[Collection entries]
start
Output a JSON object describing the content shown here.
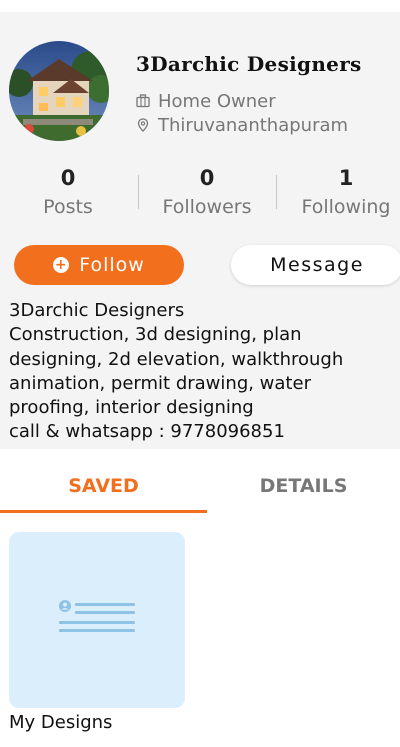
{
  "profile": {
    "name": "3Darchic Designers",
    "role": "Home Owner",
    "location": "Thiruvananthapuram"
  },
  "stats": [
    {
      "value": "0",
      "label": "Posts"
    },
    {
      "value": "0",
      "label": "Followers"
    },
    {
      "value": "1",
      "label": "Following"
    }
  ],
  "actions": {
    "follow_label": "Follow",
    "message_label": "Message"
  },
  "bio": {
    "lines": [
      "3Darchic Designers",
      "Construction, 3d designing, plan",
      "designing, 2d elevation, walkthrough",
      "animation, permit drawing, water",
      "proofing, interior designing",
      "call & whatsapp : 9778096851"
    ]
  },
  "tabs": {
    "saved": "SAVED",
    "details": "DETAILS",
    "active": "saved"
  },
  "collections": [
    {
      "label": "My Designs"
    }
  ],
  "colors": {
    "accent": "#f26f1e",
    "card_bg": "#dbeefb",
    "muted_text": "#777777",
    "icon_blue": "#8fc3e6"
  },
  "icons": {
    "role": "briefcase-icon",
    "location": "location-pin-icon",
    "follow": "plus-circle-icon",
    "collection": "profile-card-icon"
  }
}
end
start
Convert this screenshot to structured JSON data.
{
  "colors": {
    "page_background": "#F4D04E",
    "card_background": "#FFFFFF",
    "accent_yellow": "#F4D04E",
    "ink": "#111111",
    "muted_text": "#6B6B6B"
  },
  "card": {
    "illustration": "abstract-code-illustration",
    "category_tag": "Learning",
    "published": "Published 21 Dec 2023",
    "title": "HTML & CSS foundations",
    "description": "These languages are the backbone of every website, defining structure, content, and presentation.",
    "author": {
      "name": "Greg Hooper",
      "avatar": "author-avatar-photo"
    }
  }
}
end
* [TASK BRIEF] Indicate how many lines of the material include the word "JSON"; the number alone is required.

* [WORKED SOLUTION] 2